▶ **SOURCE EXCERPT**
★ ★ ★ ★ ★

Business Development -- Bayer

in light of current communications with Bayer and also new enquiry from
“Steve” steven.schaffer@bayer.com

Hi… I am the architect on a project at Bayer to select a strategic, enterprise-wide Data Virtualization engine. I was asked to contact OpenLink SW as a potential candidate for this requirement. Please contact me to discuss an overview discussion and possible demo. Thanks

I have created this post to provide insight into Bayers current implementations

Bayer Projects with commercial licenses:

5 x OpenLink licenses serial numbers are #
12460-a /12460-b /12460-c /12460-d/12460-e

  • Production Virtuoso HA cluster with 3 x instance cluster nodes
  • QA Virtuoso 1 x instance node
  • Dev Virtuoso 1 x instance node

Current Organization Structure of Bayer Group

I have also been informed that DINOS Project is also using Virtuoso - I currently investigating this as I do not have any Project or Team details.

@kidehen @hwilliams @Carolinei @danielhm @TallTed

@kidehen

I had drafted this to send to Steve Schaffer’s in response to his enquiry

Hello Steve

Great to hear you are considering Virtuoso for your project.

As you may already know as a Multi-Model RDBMS, Virtuoso can function as a powerful tool for enhancing data access, integration, conceptual virtualization, and management oriented interactions across data represented as Relational Tables and/or RDF sentence collections (or Graphs).
As such I am sure Virtuoso will be an invaluable addition when add to your Enterprise-Wide solutions.

Could you provide a detailed overview of your project so we can obtain a clearer understanding of your requirements?

Out of interest are you aware of the current installations of Virtuoso running in Bayer Cropscience/Bayer Business Services in Germany?

Regards
Sonja

Steve’s enquiry

Hi… I am the architect on a project at Bayer to select a strategic, enterprise-wide Data Virtualization engine. I was asked to contact OpenLink SW as a potential candidate for this requirement. Please contact me to discuss an overview discussion and possible demo. Thanks

Hi Steve,

Great to hear you are considering Virtuoso for your project.

As you may already know, Virtuoso is a powerful platform for conceptual data virtualization that manifests as a secure, high-performance, and scalable Semantic Web of Linked Data.

I would certainly like to arrange a session to discuss your needs in more detail, so please let me know what dates and times work for you.

BTW – Virtuoso is in use across various projects within Bayer Cropscience/Bayer Business Services in Germany :slight_smile:

Regards
Sonja

1 Like

@kidehen @hwilliams

I received feedback from Steve re: availability he also provided this for us to digest and review:

Data Federation and Proofing Presentation

Sonja,
I can do a call/meeting next week Tuesday or Wednesday anywhere between
1:00 and 4:00 in the afternoon. Let me know what works for you or just
send me an invite. Thanks for your responsiveness. I am certainly
interested in knowing about use of Virtuoso within Bayer. Any use of
Virtuoso at Monsanto ??? Also of interest.

★ ★ ★ ★ ★

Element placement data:
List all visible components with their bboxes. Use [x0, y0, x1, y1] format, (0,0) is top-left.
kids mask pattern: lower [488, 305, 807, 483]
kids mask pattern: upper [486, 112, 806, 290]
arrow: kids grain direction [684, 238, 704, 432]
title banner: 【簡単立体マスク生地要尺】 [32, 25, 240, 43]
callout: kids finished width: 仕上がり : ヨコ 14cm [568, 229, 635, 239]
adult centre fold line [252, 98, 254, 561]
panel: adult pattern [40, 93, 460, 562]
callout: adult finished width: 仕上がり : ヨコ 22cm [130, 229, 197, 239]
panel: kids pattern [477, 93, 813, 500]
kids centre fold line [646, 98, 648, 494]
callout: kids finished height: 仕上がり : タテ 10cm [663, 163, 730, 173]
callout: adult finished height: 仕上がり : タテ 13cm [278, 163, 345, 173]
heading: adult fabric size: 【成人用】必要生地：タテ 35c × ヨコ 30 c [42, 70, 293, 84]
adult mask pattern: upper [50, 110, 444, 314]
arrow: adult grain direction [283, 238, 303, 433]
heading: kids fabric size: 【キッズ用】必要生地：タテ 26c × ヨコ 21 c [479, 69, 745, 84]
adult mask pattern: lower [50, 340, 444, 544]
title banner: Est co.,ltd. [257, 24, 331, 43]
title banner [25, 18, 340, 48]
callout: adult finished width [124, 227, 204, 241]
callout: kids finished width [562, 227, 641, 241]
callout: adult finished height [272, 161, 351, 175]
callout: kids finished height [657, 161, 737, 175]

★ ★ ★ ★ ★

▶ **TASKS AND EXERCISES**
1/ Edit the passage of the Bayer forum thread between "Hello Steve" and "of your requirements?", inclusive, so that "project" becomes "initiative".
2/ In the Bayer forum thread, how many instance cluster nodes make up the production Virtuoso HA cluster?
3/ Please extend the Bayer forum thread, picking up after its final line.

▶ **THE REPLIES**
1/
Hello Steve

Great to hear you are considering Virtuoso for your initiative.

As you may already know as a Multi-Model RDBMS, Virtuoso can function as a powerful tool for enhancing data access, integration, conceptual virtualization, and management oriented interactions across data represented as Relational Tables and/or RDF sentence collections (or Graphs).
As such I am sure Virtuoso will be an invaluable addition when add to your Enterprise-Wide solutions.

Could you provide a detailed overview of your initiative so we can obtain a clearer understanding of your requirements?

2/ Three.

3/
I responded re: setting agenda for meeting and also asked about attendees from Bayer’s side which is when Steven provided the Data Federation and Proofing Presentation slides

Agenda outline:

  1. Introduction/Overview from Bayers detailing strategic plans/requirements to introduce Virtuoso enterprise-wide.

    Comment from Steve:

    Attached my “Approach” document that explains the objective and general technical requirements . I have the strategy in mind, but not documented, and it just changed yesterday, so we can discuss this on the call

  2. Introduce OpenLink and Virtuoso

    Comment from Steve

    I’m just wrapping up the second phase of the project: (five) vendor solution overviews/customized demos. I get anywhere from six to sixteen participants, depending on the level of interest and availability; we are moving into vacation time, so I can’t predict. Typically, we get architects, project managers, business people, project team members, etc.

    Keep in mind that I the majority, if not all but me, are located in Germany, with a six hour difference, so it has to be in the morning between 9 and 12 US eastern time. Please propose two date/time slots in the near future and I will check with team availability.

    Usually, I have a pre-meeting with the vendor contact to discuss all of this (background), rather than doing it with a team of ten or fifteen that have heard this multiple times. I’m flexible, so if you want to forego this initial discussion, I’m OK on that.

FYI

The change of strategy that has happened yesterday may have some links to recent news relating to 12,000 job cuts at Bayer:

Mosanto and Bayer Crop Sciences are in the same business segment.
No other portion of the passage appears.